Filter the records below and copy every line containing the word "title".

○ ○ ○ ○ ○

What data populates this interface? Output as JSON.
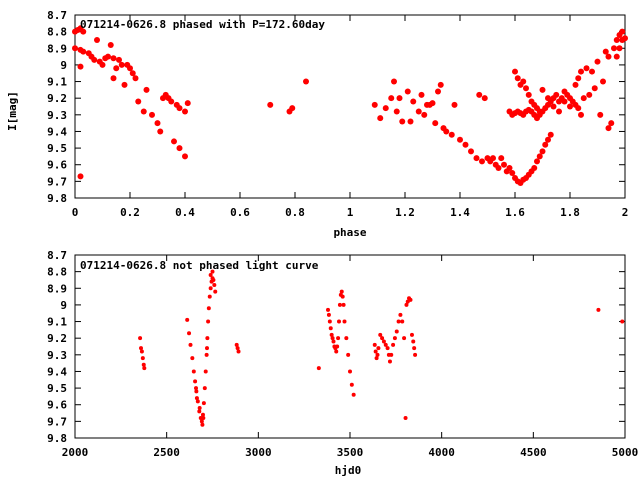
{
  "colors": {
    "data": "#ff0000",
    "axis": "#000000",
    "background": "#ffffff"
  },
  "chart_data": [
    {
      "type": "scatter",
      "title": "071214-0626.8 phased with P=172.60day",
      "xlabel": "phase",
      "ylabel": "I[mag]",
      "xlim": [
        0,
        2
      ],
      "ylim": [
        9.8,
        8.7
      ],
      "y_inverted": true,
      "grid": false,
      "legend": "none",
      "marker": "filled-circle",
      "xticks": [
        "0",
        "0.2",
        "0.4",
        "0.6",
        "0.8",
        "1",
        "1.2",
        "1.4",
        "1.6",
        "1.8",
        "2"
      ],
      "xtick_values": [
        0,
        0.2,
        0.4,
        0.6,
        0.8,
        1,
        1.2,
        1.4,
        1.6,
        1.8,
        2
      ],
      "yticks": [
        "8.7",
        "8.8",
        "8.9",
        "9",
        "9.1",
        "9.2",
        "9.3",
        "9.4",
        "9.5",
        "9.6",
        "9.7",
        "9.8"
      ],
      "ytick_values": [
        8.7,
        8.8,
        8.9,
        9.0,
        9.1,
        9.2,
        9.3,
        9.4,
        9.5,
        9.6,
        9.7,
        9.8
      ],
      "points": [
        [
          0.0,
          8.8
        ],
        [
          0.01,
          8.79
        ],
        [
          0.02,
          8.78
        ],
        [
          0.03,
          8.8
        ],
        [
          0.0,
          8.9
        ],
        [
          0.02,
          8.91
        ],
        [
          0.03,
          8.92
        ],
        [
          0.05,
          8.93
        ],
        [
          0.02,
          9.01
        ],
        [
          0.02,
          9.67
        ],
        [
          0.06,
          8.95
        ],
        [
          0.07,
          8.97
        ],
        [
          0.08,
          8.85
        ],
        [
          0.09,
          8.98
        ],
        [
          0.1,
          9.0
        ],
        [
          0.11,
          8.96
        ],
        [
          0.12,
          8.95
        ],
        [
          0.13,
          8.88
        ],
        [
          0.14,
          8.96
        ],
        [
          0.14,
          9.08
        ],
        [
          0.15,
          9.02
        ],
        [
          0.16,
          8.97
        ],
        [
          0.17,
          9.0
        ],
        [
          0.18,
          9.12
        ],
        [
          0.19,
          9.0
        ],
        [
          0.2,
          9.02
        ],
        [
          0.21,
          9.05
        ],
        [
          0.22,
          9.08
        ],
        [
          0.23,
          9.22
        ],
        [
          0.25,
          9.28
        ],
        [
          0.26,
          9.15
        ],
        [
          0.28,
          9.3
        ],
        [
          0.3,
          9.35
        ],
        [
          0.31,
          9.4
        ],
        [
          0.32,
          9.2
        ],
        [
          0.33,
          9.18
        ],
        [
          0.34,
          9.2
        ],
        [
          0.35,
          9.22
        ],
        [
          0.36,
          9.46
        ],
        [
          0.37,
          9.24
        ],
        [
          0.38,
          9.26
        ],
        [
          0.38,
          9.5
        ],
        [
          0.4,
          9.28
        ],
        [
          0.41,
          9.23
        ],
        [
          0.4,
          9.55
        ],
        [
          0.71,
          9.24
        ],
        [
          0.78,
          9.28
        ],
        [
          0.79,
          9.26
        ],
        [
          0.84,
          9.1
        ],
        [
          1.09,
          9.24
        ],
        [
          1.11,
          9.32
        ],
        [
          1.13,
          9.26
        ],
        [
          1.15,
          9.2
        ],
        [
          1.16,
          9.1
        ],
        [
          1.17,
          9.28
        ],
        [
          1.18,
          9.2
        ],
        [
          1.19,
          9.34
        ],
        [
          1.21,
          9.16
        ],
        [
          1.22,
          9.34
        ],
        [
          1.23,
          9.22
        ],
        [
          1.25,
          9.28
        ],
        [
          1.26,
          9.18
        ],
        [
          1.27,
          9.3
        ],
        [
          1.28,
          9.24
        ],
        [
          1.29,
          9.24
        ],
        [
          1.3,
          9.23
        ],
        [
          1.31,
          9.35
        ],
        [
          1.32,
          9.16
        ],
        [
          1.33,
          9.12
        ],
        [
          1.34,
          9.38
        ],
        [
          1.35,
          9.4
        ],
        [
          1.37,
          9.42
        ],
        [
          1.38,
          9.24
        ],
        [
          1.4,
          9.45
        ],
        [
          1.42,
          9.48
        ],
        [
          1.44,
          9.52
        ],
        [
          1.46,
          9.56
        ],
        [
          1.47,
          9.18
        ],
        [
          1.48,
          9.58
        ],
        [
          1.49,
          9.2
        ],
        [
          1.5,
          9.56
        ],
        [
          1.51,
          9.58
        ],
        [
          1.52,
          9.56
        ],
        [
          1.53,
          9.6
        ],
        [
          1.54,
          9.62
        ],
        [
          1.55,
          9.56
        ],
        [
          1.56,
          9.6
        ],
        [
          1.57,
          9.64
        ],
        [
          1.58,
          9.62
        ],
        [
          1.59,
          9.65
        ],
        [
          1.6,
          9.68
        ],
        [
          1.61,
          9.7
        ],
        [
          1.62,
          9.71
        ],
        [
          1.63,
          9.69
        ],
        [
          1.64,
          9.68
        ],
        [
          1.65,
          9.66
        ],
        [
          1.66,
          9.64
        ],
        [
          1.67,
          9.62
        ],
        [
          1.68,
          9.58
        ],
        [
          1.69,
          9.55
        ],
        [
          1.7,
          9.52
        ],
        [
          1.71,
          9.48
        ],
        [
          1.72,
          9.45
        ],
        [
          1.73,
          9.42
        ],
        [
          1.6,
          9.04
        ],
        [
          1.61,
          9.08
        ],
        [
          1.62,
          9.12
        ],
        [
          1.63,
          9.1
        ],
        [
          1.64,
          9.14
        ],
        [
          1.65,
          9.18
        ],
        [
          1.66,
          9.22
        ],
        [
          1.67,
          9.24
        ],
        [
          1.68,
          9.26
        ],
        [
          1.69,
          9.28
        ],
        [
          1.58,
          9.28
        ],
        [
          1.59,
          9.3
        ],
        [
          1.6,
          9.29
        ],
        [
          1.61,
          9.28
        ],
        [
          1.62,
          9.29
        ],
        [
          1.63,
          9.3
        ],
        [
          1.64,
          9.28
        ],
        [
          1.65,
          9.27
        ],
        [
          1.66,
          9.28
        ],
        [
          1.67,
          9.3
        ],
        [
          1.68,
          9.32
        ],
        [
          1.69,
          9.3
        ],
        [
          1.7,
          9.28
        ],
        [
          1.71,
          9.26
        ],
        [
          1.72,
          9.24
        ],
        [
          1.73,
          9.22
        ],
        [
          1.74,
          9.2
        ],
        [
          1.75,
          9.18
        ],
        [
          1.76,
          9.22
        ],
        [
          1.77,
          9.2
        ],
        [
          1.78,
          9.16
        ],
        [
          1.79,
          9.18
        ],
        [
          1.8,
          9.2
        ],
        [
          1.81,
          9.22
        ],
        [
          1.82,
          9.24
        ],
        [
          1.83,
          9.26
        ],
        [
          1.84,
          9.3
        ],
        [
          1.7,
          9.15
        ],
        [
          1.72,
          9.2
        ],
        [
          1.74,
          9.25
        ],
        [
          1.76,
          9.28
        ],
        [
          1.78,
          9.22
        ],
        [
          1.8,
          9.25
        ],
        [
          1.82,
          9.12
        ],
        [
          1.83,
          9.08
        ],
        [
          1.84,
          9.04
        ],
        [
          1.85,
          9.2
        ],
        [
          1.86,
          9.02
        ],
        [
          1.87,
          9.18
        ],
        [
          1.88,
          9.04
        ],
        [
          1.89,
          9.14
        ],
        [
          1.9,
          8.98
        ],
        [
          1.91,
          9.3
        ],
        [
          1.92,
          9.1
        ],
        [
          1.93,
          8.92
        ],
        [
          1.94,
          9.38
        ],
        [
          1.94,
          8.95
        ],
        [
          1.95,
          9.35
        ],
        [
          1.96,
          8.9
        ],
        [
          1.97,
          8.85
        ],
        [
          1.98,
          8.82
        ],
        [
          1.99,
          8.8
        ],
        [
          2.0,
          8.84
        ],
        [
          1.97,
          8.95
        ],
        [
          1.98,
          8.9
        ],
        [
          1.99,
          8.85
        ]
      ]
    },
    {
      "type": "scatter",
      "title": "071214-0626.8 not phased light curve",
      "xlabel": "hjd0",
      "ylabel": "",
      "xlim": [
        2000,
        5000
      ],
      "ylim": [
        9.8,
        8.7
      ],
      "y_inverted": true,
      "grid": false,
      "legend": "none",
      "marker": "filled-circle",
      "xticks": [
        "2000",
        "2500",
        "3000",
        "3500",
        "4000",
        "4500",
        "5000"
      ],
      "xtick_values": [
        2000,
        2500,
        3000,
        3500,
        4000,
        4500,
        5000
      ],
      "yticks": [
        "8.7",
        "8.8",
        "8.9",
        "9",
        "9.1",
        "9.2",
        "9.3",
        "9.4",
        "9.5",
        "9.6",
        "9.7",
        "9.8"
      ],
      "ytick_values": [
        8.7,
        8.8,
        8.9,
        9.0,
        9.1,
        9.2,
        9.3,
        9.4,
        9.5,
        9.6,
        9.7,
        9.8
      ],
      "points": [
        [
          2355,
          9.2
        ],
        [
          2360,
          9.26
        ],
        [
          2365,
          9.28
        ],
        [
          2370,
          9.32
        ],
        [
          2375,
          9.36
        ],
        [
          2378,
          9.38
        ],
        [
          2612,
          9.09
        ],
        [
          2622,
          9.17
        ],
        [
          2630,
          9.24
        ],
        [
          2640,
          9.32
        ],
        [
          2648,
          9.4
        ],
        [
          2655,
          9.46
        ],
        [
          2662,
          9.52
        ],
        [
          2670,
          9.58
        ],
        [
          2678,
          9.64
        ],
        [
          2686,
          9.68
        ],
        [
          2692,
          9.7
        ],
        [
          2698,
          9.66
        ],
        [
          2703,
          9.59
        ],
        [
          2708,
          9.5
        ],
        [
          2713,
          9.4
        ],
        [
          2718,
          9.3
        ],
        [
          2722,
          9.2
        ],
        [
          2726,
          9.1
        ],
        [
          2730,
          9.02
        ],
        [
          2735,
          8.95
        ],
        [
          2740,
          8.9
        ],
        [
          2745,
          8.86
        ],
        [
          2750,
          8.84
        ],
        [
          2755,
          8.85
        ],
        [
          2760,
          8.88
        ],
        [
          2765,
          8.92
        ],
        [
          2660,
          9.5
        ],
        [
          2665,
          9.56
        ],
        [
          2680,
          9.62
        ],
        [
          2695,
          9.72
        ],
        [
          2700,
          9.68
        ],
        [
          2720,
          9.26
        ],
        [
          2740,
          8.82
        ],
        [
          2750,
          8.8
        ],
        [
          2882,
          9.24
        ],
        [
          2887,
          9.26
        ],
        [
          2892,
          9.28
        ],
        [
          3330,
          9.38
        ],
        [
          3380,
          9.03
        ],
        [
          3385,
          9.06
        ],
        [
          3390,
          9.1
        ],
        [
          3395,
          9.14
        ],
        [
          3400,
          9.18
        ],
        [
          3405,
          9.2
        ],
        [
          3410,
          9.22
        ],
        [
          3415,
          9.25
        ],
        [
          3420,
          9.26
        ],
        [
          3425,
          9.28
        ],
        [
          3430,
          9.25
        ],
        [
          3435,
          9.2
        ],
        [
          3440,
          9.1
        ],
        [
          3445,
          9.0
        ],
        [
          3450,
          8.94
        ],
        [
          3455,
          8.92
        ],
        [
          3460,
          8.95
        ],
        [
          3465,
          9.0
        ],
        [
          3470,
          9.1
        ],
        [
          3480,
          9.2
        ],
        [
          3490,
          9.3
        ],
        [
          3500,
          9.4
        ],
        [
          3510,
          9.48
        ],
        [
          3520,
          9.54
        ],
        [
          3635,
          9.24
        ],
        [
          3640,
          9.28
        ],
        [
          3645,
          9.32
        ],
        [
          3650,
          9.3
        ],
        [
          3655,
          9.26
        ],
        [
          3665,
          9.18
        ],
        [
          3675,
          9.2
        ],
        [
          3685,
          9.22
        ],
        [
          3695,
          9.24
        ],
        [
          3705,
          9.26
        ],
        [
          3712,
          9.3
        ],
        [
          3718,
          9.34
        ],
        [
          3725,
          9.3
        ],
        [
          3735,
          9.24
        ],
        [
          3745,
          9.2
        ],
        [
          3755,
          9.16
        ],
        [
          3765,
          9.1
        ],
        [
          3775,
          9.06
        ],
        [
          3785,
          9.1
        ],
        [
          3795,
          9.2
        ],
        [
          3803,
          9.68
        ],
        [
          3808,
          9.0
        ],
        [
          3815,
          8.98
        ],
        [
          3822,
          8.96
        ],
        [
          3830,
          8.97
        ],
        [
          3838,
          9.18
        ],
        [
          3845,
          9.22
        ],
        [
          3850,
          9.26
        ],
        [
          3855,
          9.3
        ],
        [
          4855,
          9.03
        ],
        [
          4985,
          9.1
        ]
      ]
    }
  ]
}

○ ○ ○ ○ ○

** Answer to the task **
      "title": "071214-0626.8 phased with P=172.60day",
      "title": "071214-0626.8 not phased light curve",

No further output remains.